Consigne: Dites si chacune des affirmations suivantes concorde avec le texte sur l’usage et la consommation. Répondez par oui ou par non et citez à l’identique les mots du texte qui tranchent. (a) La destruction est inhérente à l’usage. (b) L’usage contient un élément de consommation. (c) Une paire de souliers reste intacte si on ne la porte pas.

Texte fourni:
--------
« Bien
que l’usage ne soit pas la consommation, pas plus que l’œuvre
n’est le travail, ils paraissent se recouvrir en certains domaines
importants, au point que l’accord avec lequel les savants comme le
public ont confondu ces deux choses différentes semble bien
justifié. L’usage, en effet, contient certainement un élément de
consommation, dans la mesure où le processus d’usure a lieu par
contact entre l’objet et l’organisme vivant qui consomme :
plus le contact entre le corps et l’objet utilisé est étroit,
plus l’assimilation paraît plausible. Si comme objets d’usage on
imagine, par exemple, les vêtements, on sera tenté de conclure que
l’usage n’est qu’une consommation lente. A cela s’oppose ce
que nous avons dit plus haut : la destruction, encore
qu’inévitable, est incidente à l’usage, mais inhérente à la
consommation. Ce qui distingue la plus mince paire de souliers de
n’importe quel bien de consommation, c’est qu’ils restent
intacts si je ne les porte pas, qu’ils ont une certaine
indépendance, si modeste soit-elle, qui leur permet de survivre même
un temps considérable à l’humeur changeante de leur propriétaire.
--------
Données affichées:

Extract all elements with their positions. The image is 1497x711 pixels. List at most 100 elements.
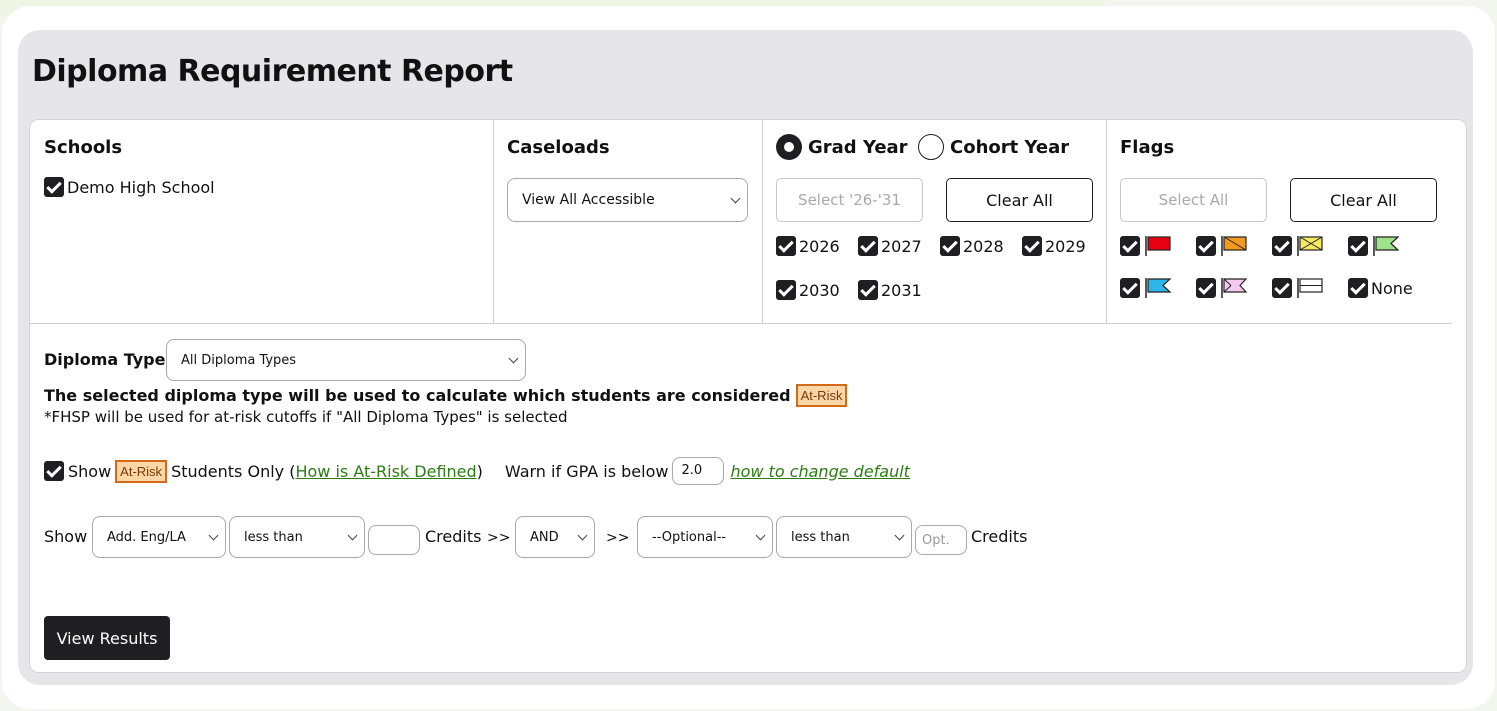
--------
Corrigé:
(a) Non : « la destruction, encore qu’inévitable, est incidente à l’usage, mais inhérente à la consommation ».
(b) Oui : « L’usage, en effet, contient certainement un élément de consommation ».
(c) Oui : « ils restent intacts si je ne les porte pas ».